* Documento de origem
Ginásio usado como abrigo no Rio Grande do Sul: projetos dos deputados mineiros buscam garantir assistência às vítimas das enchentes -  (crédito: Diego Vara/Reuters)

Ginásio usado como abrigo no Rio Grande do Sul: projetos dos deputados mineiros buscam garantir assistência às vítimas das enchentes

crédito: Diego Vara/Reuters

Mais da metade dos projetos de lei (PLs) apresentados pelos deputados federais mineiros desde o início das fortes chuvas que atingem o Rio Grande do Sul se concentram em temas relacionados a tragédias climáticas ou desastres ambientais. Conforme levantamento feito pelo Estado de Minas, 16 das 27 (59%) propostas apresentadas desde o dia 29 de abril até a manhã de ontem, abordam soluções diversas para a tragédia ambiental em curso ou para possíveis situações futuras semelhantes às enfrentadas pelo estado. O levantamento foi feito exclusivamente a partir de projetos de lei, e não contabiliza requerimentos, emendas, indicações, entre outros.


As propostas, em sua maioria, tratam de medidas de assistência social e econômica diante de desastres ambientais, de modo geral, de impacto imediato para a situação vivida pelos gaúchos. Contudo, poucos projetos abordam a prevenção às tragédias climáticas. Desde o final do último mês, o Rio Grande do Sul enfrenta enchentes causadas que assolam o estado. As chuvas históricas ultrapassaram o volume de água que caiu nos temporais de 1941 e se tornaram o maior desastre climático já visto no estado.


A tragédia já matou mais de 140 pessoas, afetou a vida de mais de dois milhões que moram no estado, 530 mil estão desabrigadas e 76 mil estão vivendo em abrigos. Em resposta a esse cenário desolador, questões ambientais tomaram protagonismo no debate político, até mesmo por parlamentares que anteriormente não tratavam a pauta como prioridade. O cientista político Adriano Cerqueira avalia que as medidas têm caráter emergencial e podem não trazer soluções eficientes a longo prazo.


Imposto


As medidas mais comuns entre as proposições envolvem ações relacionadas ao Imposto de Renda (IR). A primeira proposta apresentada relacionada à temática, no dia 5 de maio, foi o Projeto de Lei nº 1535/2024, do deputado federal Junio Amaral (PL-MG), que propõe incluir as vítimas de desastres ambientais na ordem de prioridade para o recebimento da restituição do Imposto de Renda. Ao justificar a proposta, o parlamentar menciona a tragédia ambiental no Rio Grande do Sul e afirma que o intuito é possibilitar mais um meio de auxílio às vítimas.

* Bloco de dados
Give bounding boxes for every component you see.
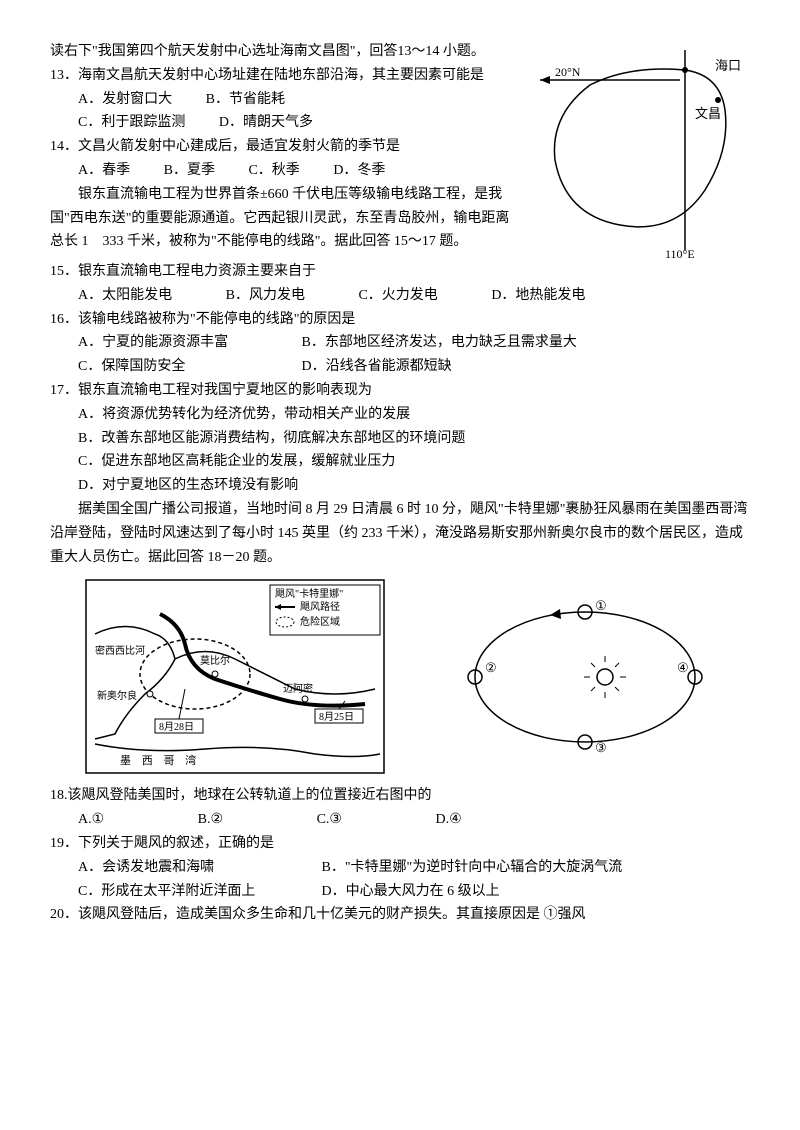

* Objetivo
Com base no documento de origem, responda:
(a) Quantas das 27 propostas levantadas tratam de tragédias climáticas ou desastres ambientais?
(b) Quantas pessoas estão vivendo em abrigos no Rio Grande do Sul?
(c) Qual é o número do projeto de lei apresentado pelo deputado Junio Amaral?
O material não é necessário para a atividade.

* Resultado do exercício
(a) 16 das 27 propostas, ou 59%.
(b) 76 mil pessoas.
(c) Projeto de Lei nº 1535/2024.